__Exercice__
Pourriez-vous transcrire sans rien changer, dans le texte sur l'ajournement des œuvres plus bas, le passage qui s'ouvre sur les mots contenant "Ajourner tes oeuvres" et se clôt sur "une forme inintelligence." ?

__Texte fourni__
=-=-=-=-=

Ajourner tes oeuvres pour un temps où tu serais libre, c’est sacrifier aux penchants de l’âme.
“Ajourner” quelque chose, c’est la laisser passer. Ce qui est signifié ici, c’est que tu remets les choses, tu t’en détournes en attendant qu’elles soient plus faciles à faire. (Mais en réalité) “le temps où tu est libre”, c’est le moment où tu as fait ce que tu devais faire. Le coeur est véritablement libre lorsqu’il n’a rien qui le préoccupe. Les membres du corps sont libres lorsqu’ils n’ont plus à travailler. “Sacrifier aux penchants de l’âme” est une forme inintelligence.
Une des vertus spirituelles (adab) du connaissant en Dieu, c’est d’être intellectuellement éveillé et d’un esprit clairvoyant. C’est faire preuve d’intelligence que de saisir les opportunités pour agir et de s’empresser d’agir sans faire traîner les choses, sans rester assis à y songer, car s’il rate l’occasion de saisir l’instant, celui-ci ne lui sera pas remplacé, et ce qui sera obtenu à la place sera sans véritable valeur. Dans un hadith, l’Envoyé de Dieu -sur lui la paix et le salut -a dit : “Un signe d’intelligence, c’est de tenir en aversion le monde de l’illusion et de se tourner vers le monde de l’éternité, de préparer des provisions pour le séjour dans la tombe et de se prédisposer au Jour du Rassemblement”. Il a aussi dit : “L’homme doué d’intelligence, c’est celui qui subvient à ses besoins et qui oeuvre pour ce qui advient après la mort. L’imbécile, c’est celui qui suit son ego (nafs) et sa passion et qui pense à Dieu sans agir”.

=-=-=-=-=

__Segment de données__
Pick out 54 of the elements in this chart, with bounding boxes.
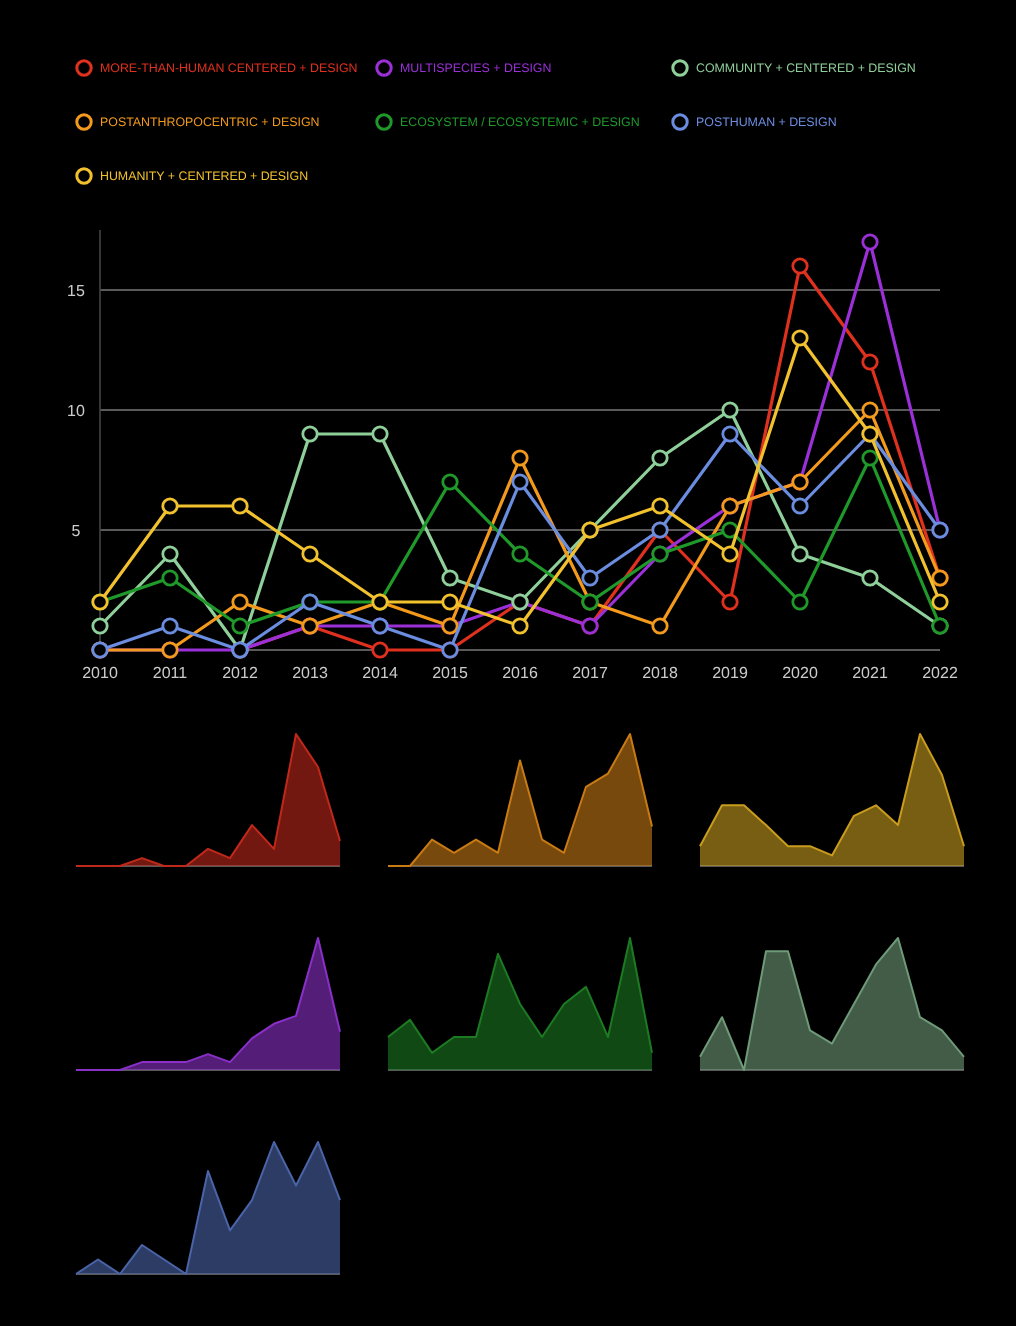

=-=-=-=-=

__Réponse complète__
Ajourner tes oeuvres pour un temps où tu serais libre, c’est sacrifier aux penchants de l’âme.
“Ajourner” quelque chose, c’est la laisser passer. Ce qui est signifié ici, c’est que tu remets les choses, tu t’en détournes en attendant qu’elles soient plus faciles à faire. (Mais en réalité) “le temps où tu est libre”, c’est le moment où tu as fait ce que tu devais faire. Le coeur est véritablement libre lorsqu’il n’a rien qui le préoccupe. Les membres du corps sont libres lorsqu’ils n’ont plus à travailler. “Sacrifier aux penchants de l’âme” est une forme inintelligence.